▶ [Task statement]: Return exactly the lines of the entries that start at the line containing "Type out the text in this image." and continue to the last line. Omit the pictures.

▶ [Information given]:
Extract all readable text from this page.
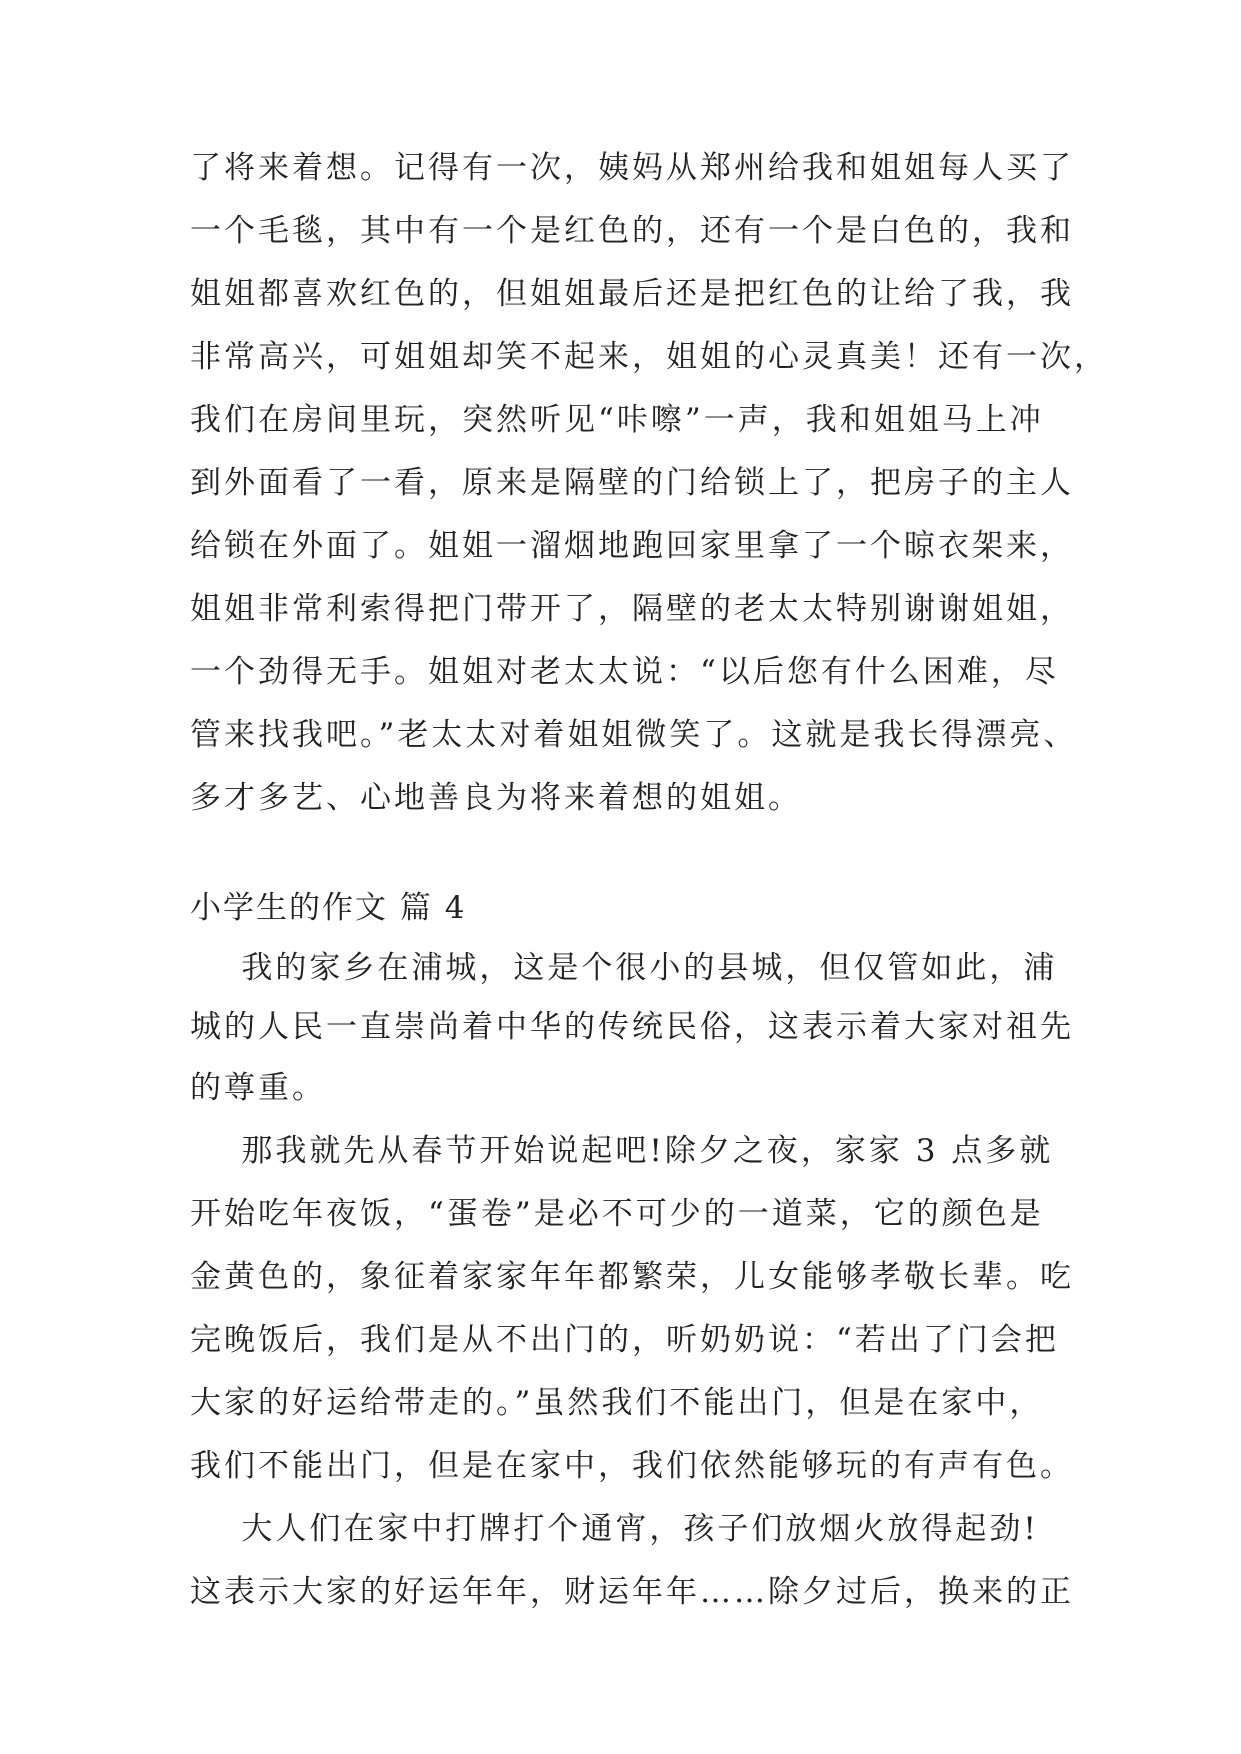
了将来着想。记得有一次，姨妈从郑州给我和姐姐每人买了
一个毛毯，其中有一个是红色的，还有一个是白色的，我和
姐姐都喜欢红色的，但姐姐最后还是把红色的让给了我，我
非常高兴，可姐姐却笑不起来，姐姐的心灵真美！还有一次，
我们在房间里玩，突然听见“咔嚓”一声，我和姐姐马上冲
到外面看了一看，原来是隔壁的门给锁上了，把房子的主人
给锁在外面了。姐姐一溜烟地跑回家里拿了一个晾衣架来，
姐姐非常利索得把门带开了，隔壁的老太太特别谢谢姐姐，
一个劲得无手。姐姐对老太太说：“以后您有什么困难，尽
管来找我吧。”老太太对着姐姐微笑了。这就是我长得漂亮、
多才多艺、心地善良为将来着想的姐姐。
小学生的作文 篇 4
我的家乡在浦城，这是个很小的县城，但仅管如此，浦
城的人民一直崇尚着中华的传统民俗，这表示着大家对祖先
的尊重。
那我就先从春节开始说起吧!除夕之夜，家家 3 点多就
开始吃年夜饭，“蛋卷”是必不可少的一道菜，它的颜色是
金黄色的，象征着家家年年都繁荣，儿女能够孝敬长辈。吃
完晚饭后，我们是从不出门的，听奶奶说：“若出了门会把
大家的好运给带走的。”虽然我们不能出门，但是在家中，
我们不能出门，但是在家中，我们依然能够玩的有声有色。
大人们在家中打牌打个通宵，孩子们放烟火放得起劲!
这表示大家的好运年年，财运年年……除夕过后，换来的正
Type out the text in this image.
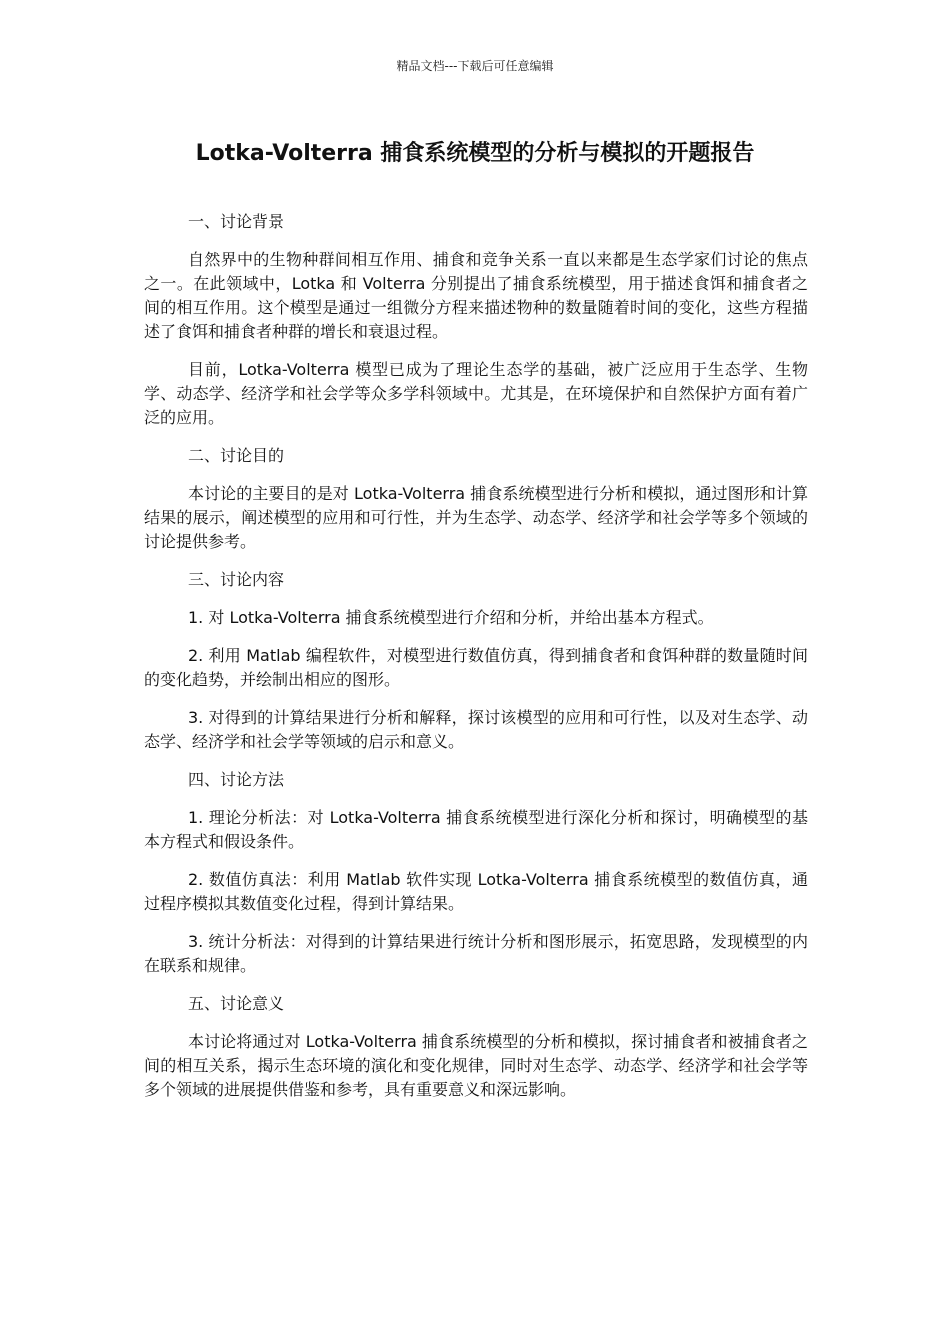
精品文档---下载后可任意编辑
Lotka-Volterra 捕食系统模型的分析与模拟的开题报告

一、讨论背景

自然界中的生物种群间相互作用、捕食和竞争关系一直以来都是生态学家们讨论的焦点之一。在此领域中，Lotka 和 Volterra 分别提出了捕食系统模型，用于描述食饵和捕食者之间的相互作用。这个模型是通过一组微分方程来描述物种的数量随着时间的变化，这些方程描述了食饵和捕食者种群的增长和衰退过程。

目前，Lotka-Volterra 模型已成为了理论生态学的基础，被广泛应用于生态学、生物学、动态学、经济学和社会学等众多学科领域中。尤其是，在环境保护和自然保护方面有着广泛的应用。

二、讨论目的

本讨论的主要目的是对 Lotka-Volterra 捕食系统模型进行分析和模拟，通过图形和计算结果的展示，阐述模型的应用和可行性，并为生态学、动态学、经济学和社会学等多个领域的讨论提供参考。

三、讨论内容

1. 对 Lotka-Volterra 捕食系统模型进行介绍和分析，并给出基本方程式。

2. 利用 Matlab 编程软件，对模型进行数值仿真，得到捕食者和食饵种群的数量随时间的变化趋势，并绘制出相应的图形。

3. 对得到的计算结果进行分析和解释，探讨该模型的应用和可行性，以及对生态学、动态学、经济学和社会学等领域的启示和意义。

四、讨论方法

1. 理论分析法：对 Lotka-Volterra 捕食系统模型进行深化分析和探讨，明确模型的基本方程式和假设条件。

2. 数值仿真法：利用 Matlab 软件实现 Lotka-Volterra 捕食系统模型的数值仿真，通过程序模拟其数值变化过程，得到计算结果。

3. 统计分析法：对得到的计算结果进行统计分析和图形展示，拓宽思路，发现模型的内在联系和规律。

五、讨论意义

本讨论将通过对 Lotka-Volterra 捕食系统模型的分析和模拟，探讨捕食者和被捕食者之间的相互关系，揭示生态环境的演化和变化规律，同时对生态学、动态学、经济学和社会学等多个领域的进展提供借鉴和参考，具有重要意义和深远影响。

▶ [Reply to the task]:
Type out the text in this image.
精品文档---下载后可任意编辑
Lotka-Volterra 捕食系统模型的分析与模拟的开题报告

一、讨论背景

自然界中的生物种群间相互作用、捕食和竞争关系一直以来都是生态学家们讨论的焦点之一。在此领域中，Lotka 和 Volterra 分别提出了捕食系统模型，用于描述食饵和捕食者之间的相互作用。这个模型是通过一组微分方程来描述物种的数量随着时间的变化，这些方程描述了食饵和捕食者种群的增长和衰退过程。

目前，Lotka-Volterra 模型已成为了理论生态学的基础，被广泛应用于生态学、生物学、动态学、经济学和社会学等众多学科领域中。尤其是，在环境保护和自然保护方面有着广泛的应用。

二、讨论目的

本讨论的主要目的是对 Lotka-Volterra 捕食系统模型进行分析和模拟，通过图形和计算结果的展示，阐述模型的应用和可行性，并为生态学、动态学、经济学和社会学等多个领域的讨论提供参考。

三、讨论内容

1. 对 Lotka-Volterra 捕食系统模型进行介绍和分析，并给出基本方程式。

2. 利用 Matlab 编程软件，对模型进行数值仿真，得到捕食者和食饵种群的数量随时间的变化趋势，并绘制出相应的图形。

3. 对得到的计算结果进行分析和解释，探讨该模型的应用和可行性，以及对生态学、动态学、经济学和社会学等领域的启示和意义。

四、讨论方法

1. 理论分析法：对 Lotka-Volterra 捕食系统模型进行深化分析和探讨，明确模型的基本方程式和假设条件。

2. 数值仿真法：利用 Matlab 软件实现 Lotka-Volterra 捕食系统模型的数值仿真，通过程序模拟其数值变化过程，得到计算结果。

3. 统计分析法：对得到的计算结果进行统计分析和图形展示，拓宽思路，发现模型的内在联系和规律。

五、讨论意义

本讨论将通过对 Lotka-Volterra 捕食系统模型的分析和模拟，探讨捕食者和被捕食者之间的相互关系，揭示生态环境的演化和变化规律，同时对生态学、动态学、经济学和社会学等多个领域的进展提供借鉴和参考，具有重要意义和深远影响。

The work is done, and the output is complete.